GOAL
Say how many lines in the data below contain the word "Press", and give no other text.
= = = =
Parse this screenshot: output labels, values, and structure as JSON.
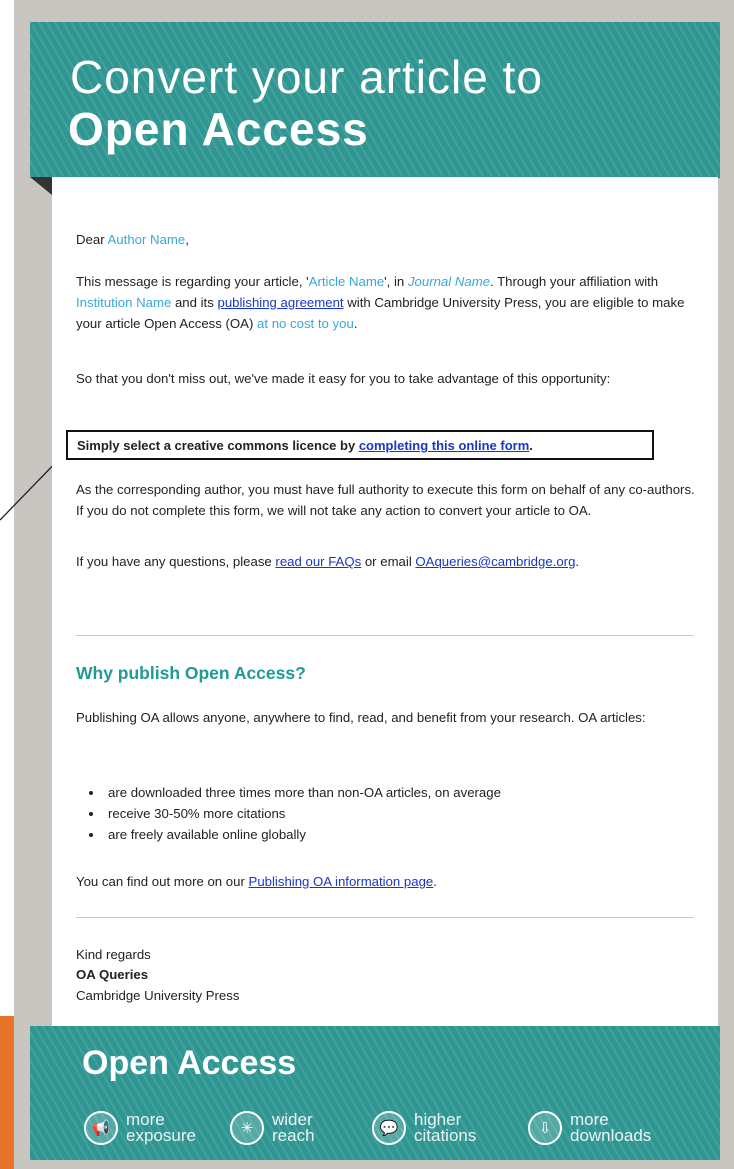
{
  "header": {
    "line1": "Convert your article to",
    "line2": "Open Access"
  },
  "greeting": {
    "prefix": "Dear ",
    "name": "Author Name",
    "suffix": ","
  },
  "para1": {
    "t1": "This message is regarding your article, '",
    "article": "Article Name",
    "t2": "', in ",
    "journal": "Journal Name",
    "t3": ". Through your affiliation with ",
    "institution": "Institution Name",
    "t4": " and its ",
    "link": "publishing agreement",
    "t5": " with Cambridge University Press, you are eligible to make your article Open Access (OA) ",
    "no_cost": "at no cost to you",
    "t6": "."
  },
  "para2": "So that you don't miss out, we've made it easy for you to take advantage of this opportunity:",
  "callout": {
    "text": "Simply select a creative commons licence by ",
    "link": "completing this online form",
    "end": "."
  },
  "para3": "As the corresponding author, you must have full authority to execute this form on behalf of any co-authors. If you do not complete this form, we will not take any action to convert your article to OA.",
  "para4": {
    "t1": "If you have any questions, please ",
    "faq_link": "read our FAQs",
    "t2": " or email ",
    "email_link": "OAqueries@cambridge.org",
    "t3": "."
  },
  "why_heading": "Why publish Open Access?",
  "why_para": "Publishing OA allows anyone, anywhere to find, read, and benefit from your research. OA articles:",
  "bullets": [
    "are downloaded three times more than non-OA articles, on average",
    "receive 30-50% more citations",
    "are freely available online globally"
  ],
  "more_info": {
    "t1": "You can find out more on our ",
    "link": "Publishing OA information page",
    "t2": "."
  },
  "signoff": {
    "regards": "Kind regards",
    "sender": "OA Queries",
    "org": "Cambridge University Press"
  },
  "footer": {
    "title": "Open Access",
    "benefits": [
      {
        "l1": "more",
        "l2": "exposure",
        "icon": "megaphone-icon"
      },
      {
        "l1": "wider",
        "l2": "reach",
        "icon": "network-icon"
      },
      {
        "l1": "higher",
        "l2": "citations",
        "icon": "speech-bubble-icon"
      },
      {
        "l1": "more",
        "l2": "downloads",
        "icon": "cloud-download-icon"
      }
    ]
  },
  "colors": {
    "teal": "#2f9692",
    "heading_teal": "#1f9a95",
    "highlight_blue": "#3aa8d8",
    "link_blue": "#1a36c9",
    "accent_orange": "#e8742a"
  }
}
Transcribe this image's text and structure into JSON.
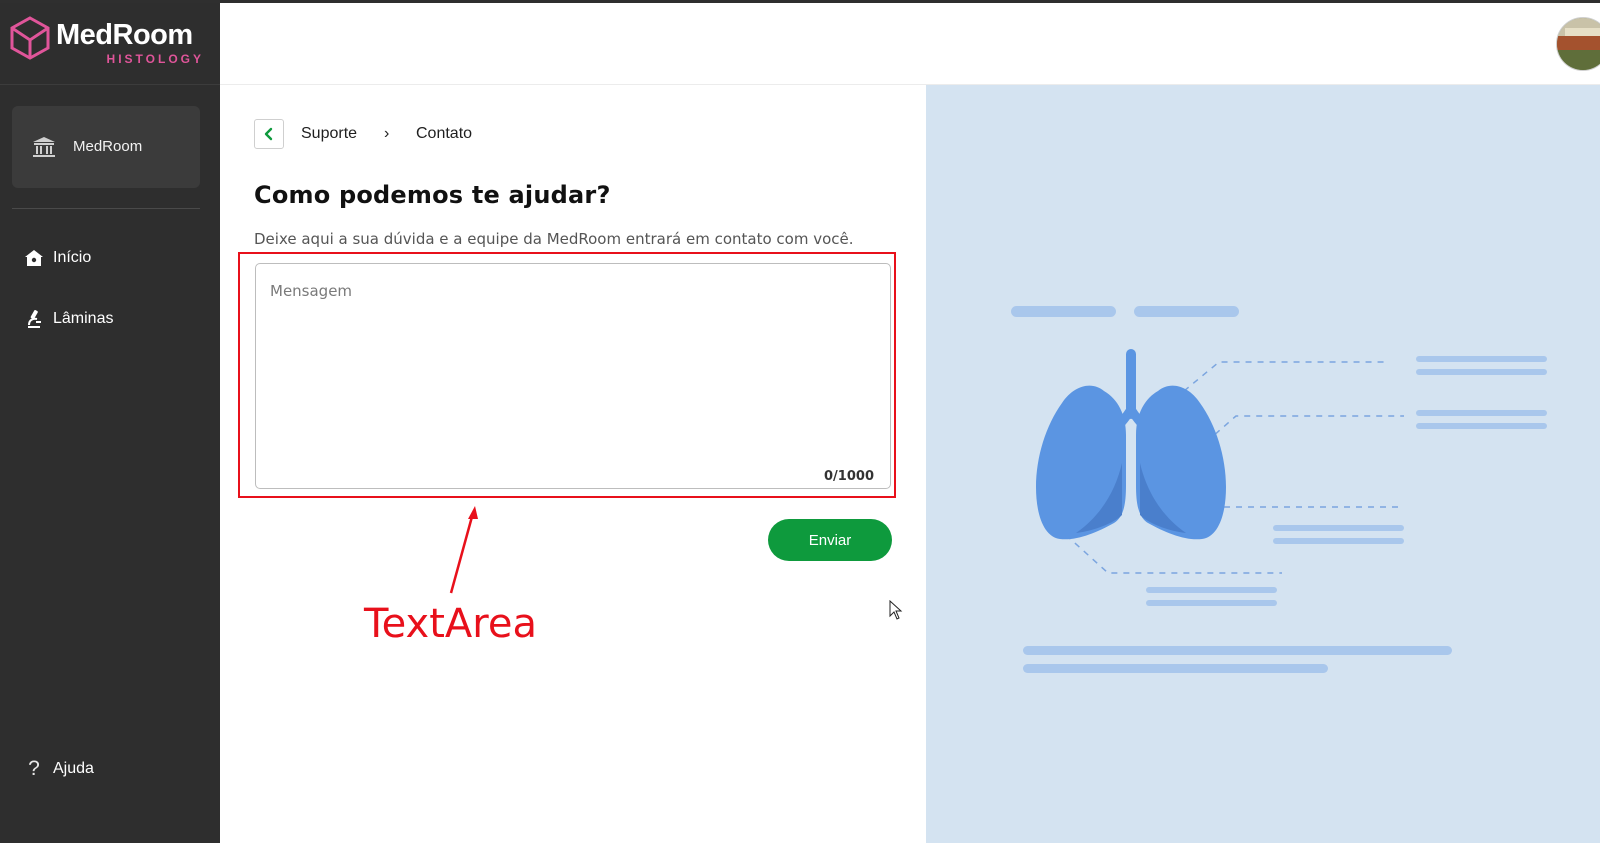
{
  "app": {
    "brand_name": "MedRoom",
    "brand_sub": "HISTOLOGY",
    "colors": {
      "sidebar": "#2e2e2e",
      "accent_green": "#0e9a3d",
      "brand_pink": "#e0559a",
      "annotation_red": "#e8101b",
      "illustration_bg": "#d4e3f1",
      "lung_blue": "#5b95e2"
    }
  },
  "sidebar": {
    "org": {
      "label": "MedRoom",
      "icon": "institution-icon"
    },
    "items": [
      {
        "label": "Início",
        "icon": "home-icon"
      },
      {
        "label": "Lâminas",
        "icon": "microscope-icon"
      }
    ],
    "help": {
      "label": "Ajuda",
      "icon": "question-icon"
    }
  },
  "header": {
    "avatar": "user-avatar"
  },
  "breadcrumb": {
    "back_icon": "chevron-left-icon",
    "items": [
      "Suporte",
      "Contato"
    ],
    "separator": "›"
  },
  "form": {
    "title": "Como podemos te ajudar?",
    "subtitle": "Deixe aqui a sua dúvida e a equipe da MedRoom entrará em contato com você.",
    "message_placeholder": "Mensagem",
    "message_value": "",
    "counter": "0/1000",
    "submit_label": "Enviar"
  },
  "annotation": {
    "label": "TextArea"
  }
}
= = = =
ANSWER TO THIS EXERCISE
2